___ DATASET ROWS

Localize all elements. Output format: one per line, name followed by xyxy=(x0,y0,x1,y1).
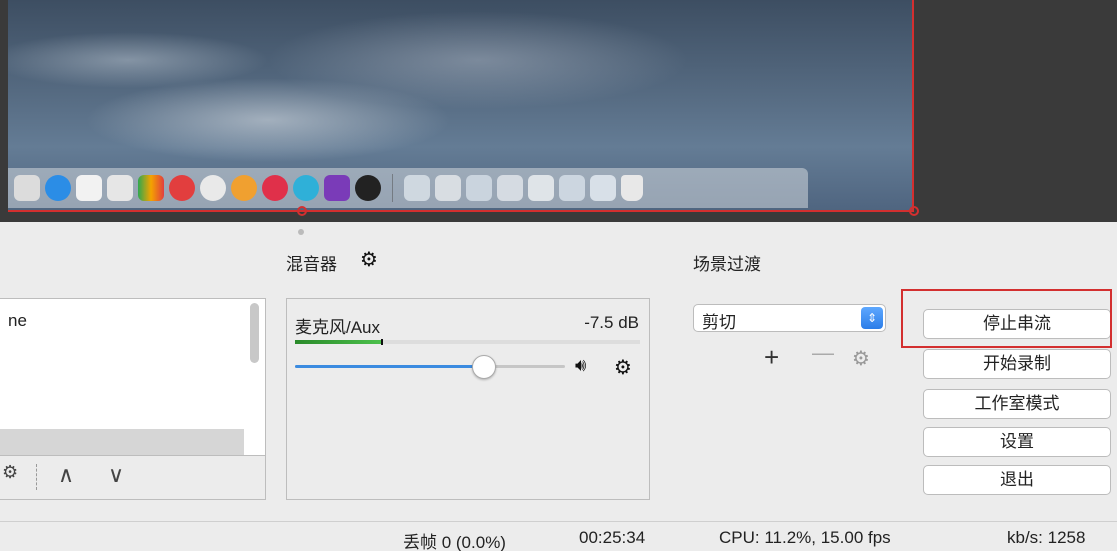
add-transition-button[interactable]: + xyxy=(764,342,779,373)
screenshot-3-icon xyxy=(466,175,492,201)
speaker-icon[interactable]: 🔊︎ xyxy=(575,355,586,376)
scenes-toolbar: ⚙ ∧ ∨ xyxy=(0,456,266,500)
screenshot-2-icon xyxy=(435,175,461,201)
settings-button[interactable]: 设置 xyxy=(923,427,1111,457)
paint-icon xyxy=(231,175,257,201)
macos-dock xyxy=(8,168,808,208)
typora-icon xyxy=(76,175,102,201)
netease-music-icon xyxy=(169,175,195,201)
resize-handle-bottom-right[interactable] xyxy=(909,206,919,216)
audio-source-name: 麦克风/Aux xyxy=(295,318,381,337)
preview-canvas[interactable] xyxy=(8,0,914,212)
transition-select[interactable]: 剪切 ⇕ xyxy=(693,304,886,332)
mixer-panel: 麦克风/Aux -7.5 dB 🔊︎ ⚙ xyxy=(286,298,650,500)
preview-anchor-dot xyxy=(298,229,304,235)
resize-handle-bottom-center[interactable] xyxy=(297,206,307,216)
select-stepper-icon[interactable]: ⇕ xyxy=(861,307,883,329)
appstore-icon xyxy=(45,175,71,201)
bitrate-status: kb/s: 1258 xyxy=(1007,528,1086,547)
screenshot-5-icon xyxy=(528,175,554,201)
mixer-settings-gear-icon[interactable]: ⚙ xyxy=(360,247,378,272)
finder-icon xyxy=(14,175,40,201)
scenes-settings-icon[interactable]: ⚙ xyxy=(2,462,18,483)
scene-item[interactable]: ne xyxy=(8,311,27,331)
volume-slider-fill xyxy=(295,365,484,368)
status-bar: 丢帧 0 (0.0%) 00:25:34 CPU: 11.2%, 15.00 f… xyxy=(0,521,1117,551)
scene-item-selected[interactable] xyxy=(0,429,244,455)
audio-level-meter-fill xyxy=(295,339,384,345)
mindnode-icon xyxy=(293,175,319,201)
audio-level-meter xyxy=(295,339,640,345)
remove-transition-button[interactable]: — xyxy=(812,340,834,366)
transition-select-value: 剪切 xyxy=(702,313,736,332)
volume-slider-knob[interactable] xyxy=(472,355,496,379)
dropped-frames-status: 丢帧 0 (0.0%) xyxy=(403,533,506,551)
screenshot-1-icon xyxy=(404,175,430,201)
cpu-status: CPU: 11.2%, 15.00 fps xyxy=(719,528,891,547)
obs-window: ne ⚙ ∧ ∨ 混音器 ⚙ 麦克风/Aux -7.5 dB 🔊︎ ⚙ 场景过渡… xyxy=(0,0,1117,551)
transitions-title: 场景过渡 xyxy=(693,255,761,274)
move-down-button[interactable]: ∨ xyxy=(108,462,124,488)
screenshot-6-icon xyxy=(559,175,585,201)
textedit-icon xyxy=(107,175,133,201)
mixer-title: 混音器 xyxy=(286,255,337,274)
rp-icon xyxy=(324,175,350,201)
toolbar-separator xyxy=(36,464,37,490)
transition-settings-gear-icon[interactable]: ⚙ xyxy=(852,346,870,371)
screenshot-7-icon xyxy=(590,175,616,201)
dock-separator xyxy=(392,174,393,202)
h-app-icon xyxy=(262,175,288,201)
stream-time-status: 00:25:34 xyxy=(579,528,646,547)
volume-slider[interactable] xyxy=(295,365,565,368)
scenes-list[interactable]: ne xyxy=(0,298,266,456)
audio-db-value: -7.5 dB xyxy=(584,313,639,332)
studio-mode-button[interactable]: 工作室模式 xyxy=(923,389,1111,419)
numbers-icon xyxy=(138,175,164,201)
obs-icon xyxy=(355,175,381,201)
stop-streaming-highlight-box xyxy=(901,289,1112,348)
scenes-scrollbar[interactable] xyxy=(250,303,259,363)
preview-area[interactable] xyxy=(0,0,1117,222)
exit-button[interactable]: 退出 xyxy=(923,465,1111,495)
wechat-icon xyxy=(200,175,226,201)
screenshot-4-icon xyxy=(497,175,523,201)
start-recording-button[interactable]: 开始录制 xyxy=(923,349,1111,379)
move-up-button[interactable]: ∧ xyxy=(58,462,74,488)
trash-icon xyxy=(621,175,643,201)
audio-source-gear-icon[interactable]: ⚙ xyxy=(614,355,632,380)
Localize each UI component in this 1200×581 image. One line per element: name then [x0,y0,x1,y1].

______

Copy out every line of the records above word for word, but leave out the pictures.

Localize all elements. Output format: one per line, name followed by xyxy=(x0,y0,x1,y1).
add-transition-button[interactable]: + xyxy=(764,342,779,373)
screenshot-3-icon xyxy=(466,175,492,201)
speaker-icon[interactable]: 🔊︎ xyxy=(575,355,586,376)
scenes-toolbar: ⚙ ∧ ∨ xyxy=(0,456,266,500)
screenshot-2-icon xyxy=(435,175,461,201)
settings-button[interactable]: 设置 xyxy=(923,427,1111,457)
paint-icon xyxy=(231,175,257,201)
macos-dock xyxy=(8,168,808,208)
typora-icon xyxy=(76,175,102,201)
netease-music-icon xyxy=(169,175,195,201)
resize-handle-bottom-right[interactable] xyxy=(909,206,919,216)
audio-source-name: 麦克风/Aux xyxy=(295,318,381,337)
preview-canvas[interactable] xyxy=(8,0,914,212)
transition-select[interactable]: 剪切 ⇕ xyxy=(693,304,886,332)
mixer-panel: 麦克风/Aux -7.5 dB 🔊︎ ⚙ xyxy=(286,298,650,500)
preview-anchor-dot xyxy=(298,229,304,235)
resize-handle-bottom-center[interactable] xyxy=(297,206,307,216)
select-stepper-icon[interactable]: ⇕ xyxy=(861,307,883,329)
appstore-icon xyxy=(45,175,71,201)
bitrate-status: kb/s: 1258 xyxy=(1007,528,1086,547)
screenshot-5-icon xyxy=(528,175,554,201)
mixer-settings-gear-icon[interactable]: ⚙ xyxy=(360,247,378,272)
finder-icon xyxy=(14,175,40,201)
scenes-settings-icon[interactable]: ⚙ xyxy=(2,462,18,483)
scene-item[interactable]: ne xyxy=(8,311,27,331)
volume-slider-fill xyxy=(295,365,484,368)
status-bar: 丢帧 0 (0.0%) 00:25:34 CPU: 11.2%, 15.00 f… xyxy=(0,521,1117,551)
scene-item-selected[interactable] xyxy=(0,429,244,455)
audio-level-meter-fill xyxy=(295,339,384,345)
mindnode-icon xyxy=(293,175,319,201)
audio-level-meter xyxy=(295,339,640,345)
remove-transition-button[interactable]: — xyxy=(812,340,834,366)
transition-select-value: 剪切 xyxy=(702,313,736,332)
volume-slider-knob[interactable] xyxy=(472,355,496,379)
dropped-frames-status: 丢帧 0 (0.0%) xyxy=(403,533,506,551)
screenshot-1-icon xyxy=(404,175,430,201)
cpu-status: CPU: 11.2%, 15.00 fps xyxy=(719,528,891,547)
obs-window: ne ⚙ ∧ ∨ 混音器 ⚙ 麦克风/Aux -7.5 dB 🔊︎ ⚙ 场景过渡… xyxy=(0,0,1117,551)
transitions-title: 场景过渡 xyxy=(693,255,761,274)
move-down-button[interactable]: ∨ xyxy=(108,462,124,488)
screenshot-6-icon xyxy=(559,175,585,201)
textedit-icon xyxy=(107,175,133,201)
mixer-title: 混音器 xyxy=(286,255,337,274)
rp-icon xyxy=(324,175,350,201)
toolbar-separator xyxy=(36,464,37,490)
transition-settings-gear-icon[interactable]: ⚙ xyxy=(852,346,870,371)
screenshot-7-icon xyxy=(590,175,616,201)
dock-separator xyxy=(392,174,393,202)
h-app-icon xyxy=(262,175,288,201)
stream-time-status: 00:25:34 xyxy=(579,528,646,547)
volume-slider[interactable] xyxy=(295,365,565,368)
scenes-list[interactable]: ne xyxy=(0,298,266,456)
audio-db-value: -7.5 dB xyxy=(584,313,639,332)
studio-mode-button[interactable]: 工作室模式 xyxy=(923,389,1111,419)
numbers-icon xyxy=(138,175,164,201)
obs-icon xyxy=(355,175,381,201)
stop-streaming-highlight-box xyxy=(901,289,1112,348)
scenes-scrollbar[interactable] xyxy=(250,303,259,363)
preview-area[interactable] xyxy=(0,0,1117,222)
exit-button[interactable]: 退出 xyxy=(923,465,1111,495)
wechat-icon xyxy=(200,175,226,201)
screenshot-4-icon xyxy=(497,175,523,201)
start-recording-button[interactable]: 开始录制 xyxy=(923,349,1111,379)
move-up-button[interactable]: ∧ xyxy=(58,462,74,488)
trash-icon xyxy=(621,175,643,201)
audio-source-gear-icon[interactable]: ⚙ xyxy=(614,355,632,380)
Localize each UI component in this 1200×581 image. One line per element: name then [x0,y0,x1,y1].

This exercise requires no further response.